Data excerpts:
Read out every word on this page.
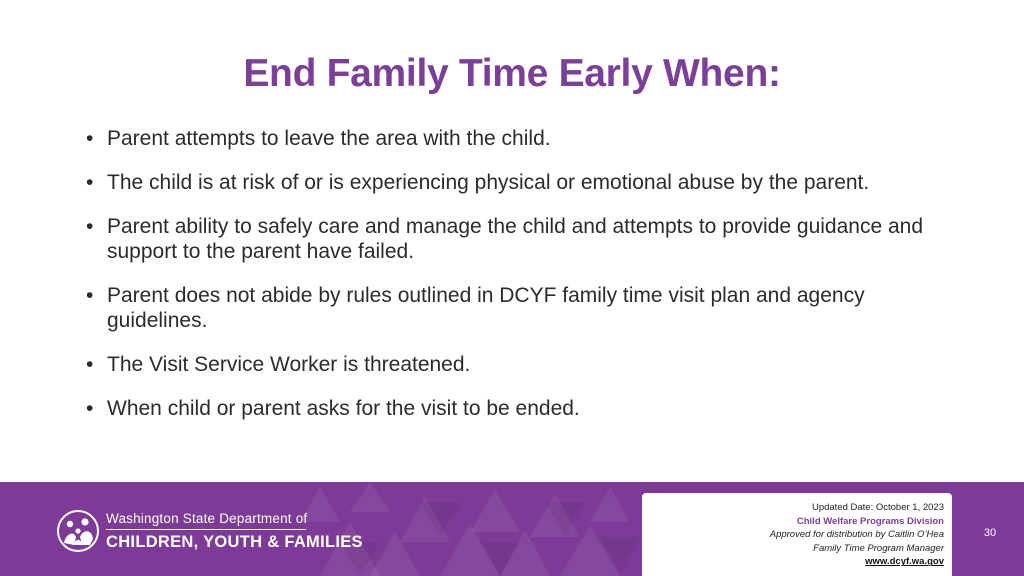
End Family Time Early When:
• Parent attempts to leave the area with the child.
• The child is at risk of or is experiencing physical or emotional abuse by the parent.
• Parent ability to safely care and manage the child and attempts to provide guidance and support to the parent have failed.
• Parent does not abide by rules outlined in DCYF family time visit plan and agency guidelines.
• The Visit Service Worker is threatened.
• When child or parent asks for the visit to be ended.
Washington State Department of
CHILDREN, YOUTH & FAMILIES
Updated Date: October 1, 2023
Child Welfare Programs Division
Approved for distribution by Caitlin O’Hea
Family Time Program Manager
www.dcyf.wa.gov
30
* * *
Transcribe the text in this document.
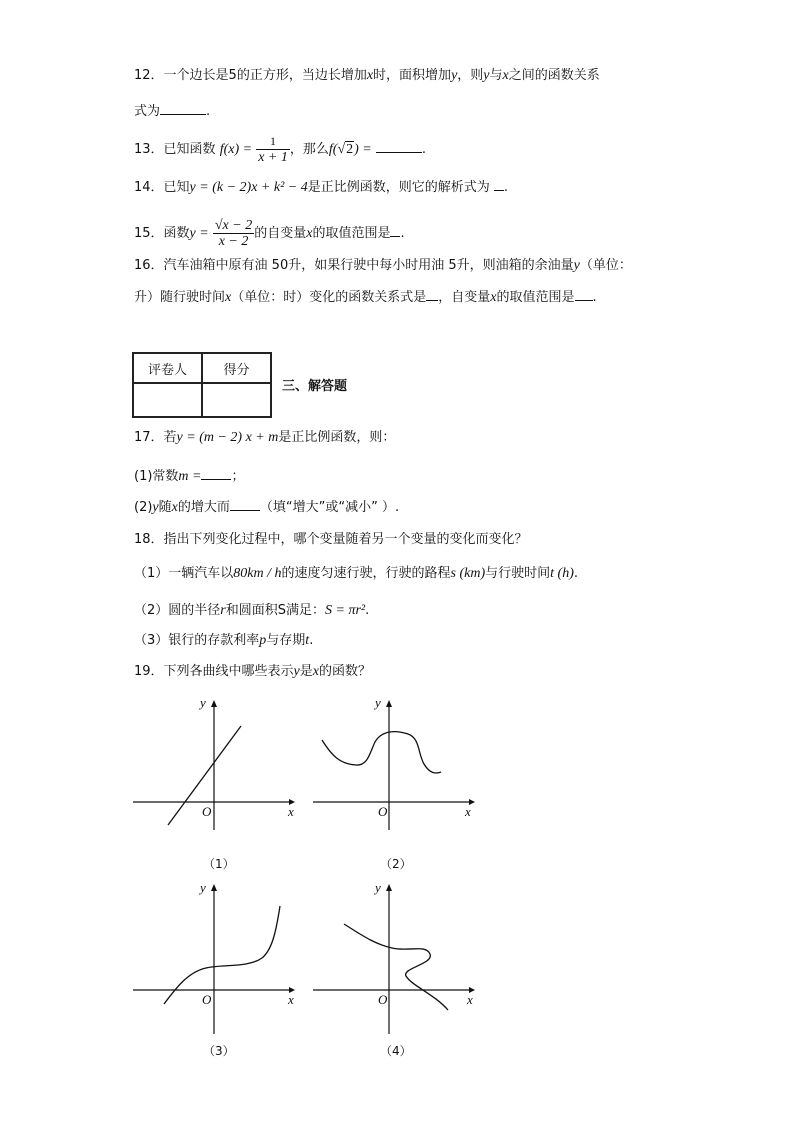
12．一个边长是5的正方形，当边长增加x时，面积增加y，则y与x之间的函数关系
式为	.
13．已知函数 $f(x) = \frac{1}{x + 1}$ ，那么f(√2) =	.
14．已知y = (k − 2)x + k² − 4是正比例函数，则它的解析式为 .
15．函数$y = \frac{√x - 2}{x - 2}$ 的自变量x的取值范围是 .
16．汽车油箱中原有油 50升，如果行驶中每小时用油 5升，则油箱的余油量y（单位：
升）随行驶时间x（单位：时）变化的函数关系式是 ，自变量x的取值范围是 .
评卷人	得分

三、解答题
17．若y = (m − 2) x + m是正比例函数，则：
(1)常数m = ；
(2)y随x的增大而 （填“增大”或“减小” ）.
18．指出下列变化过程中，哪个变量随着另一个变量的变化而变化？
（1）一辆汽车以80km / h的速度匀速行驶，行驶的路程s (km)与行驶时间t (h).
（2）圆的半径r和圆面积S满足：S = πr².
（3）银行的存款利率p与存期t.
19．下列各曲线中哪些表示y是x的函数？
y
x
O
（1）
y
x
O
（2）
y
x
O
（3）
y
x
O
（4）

Work to be completed:
Using the records above, find and show each line with the string "attempts".

Exercise output:
• Parent attempts to leave the area with the child.
• Parent ability to safely care and manage the child and attempts to provide guidance and support to the parent have failed.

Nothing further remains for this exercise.